> [What the task asks] For every line that contains the string "Gerhard", pull that line out of the material below.

-- Data supplied follows --

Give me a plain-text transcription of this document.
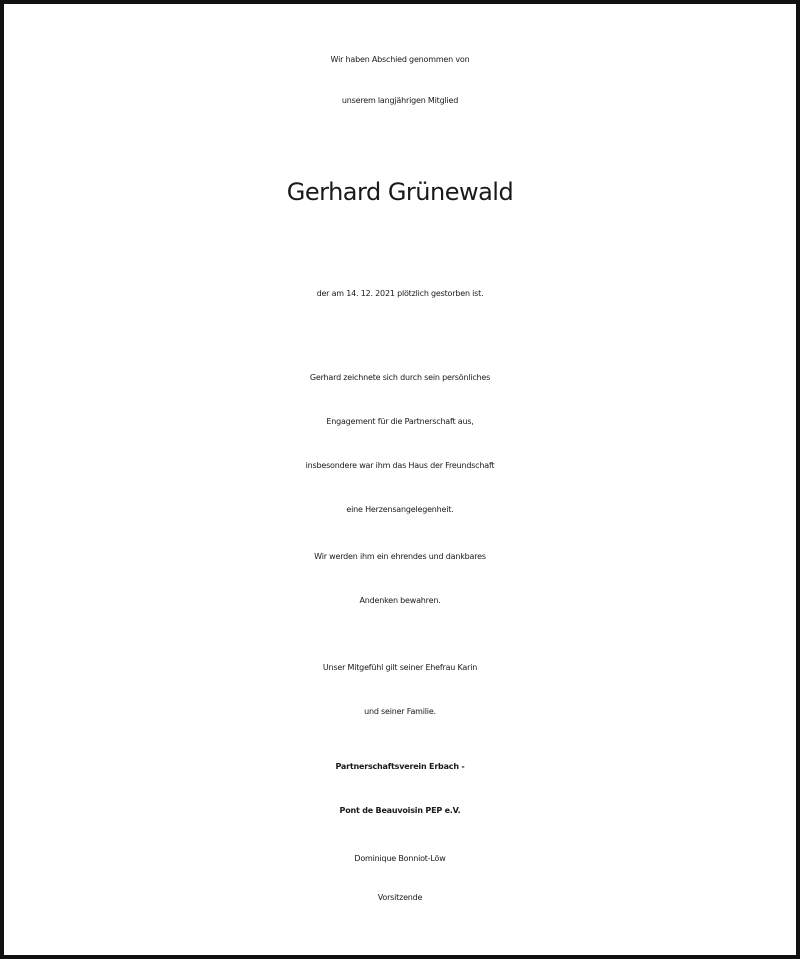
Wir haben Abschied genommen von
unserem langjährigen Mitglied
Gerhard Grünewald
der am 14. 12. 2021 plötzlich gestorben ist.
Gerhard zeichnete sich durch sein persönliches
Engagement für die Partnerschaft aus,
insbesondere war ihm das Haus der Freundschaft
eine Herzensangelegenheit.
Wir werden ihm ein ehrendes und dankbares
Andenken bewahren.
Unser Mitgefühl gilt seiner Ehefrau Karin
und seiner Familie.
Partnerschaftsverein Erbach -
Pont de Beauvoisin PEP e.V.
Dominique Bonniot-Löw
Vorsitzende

-- Data supplied concluded --

> [Written response]
Gerhard Grünewald
Gerhard zeichnete sich durch sein persönliches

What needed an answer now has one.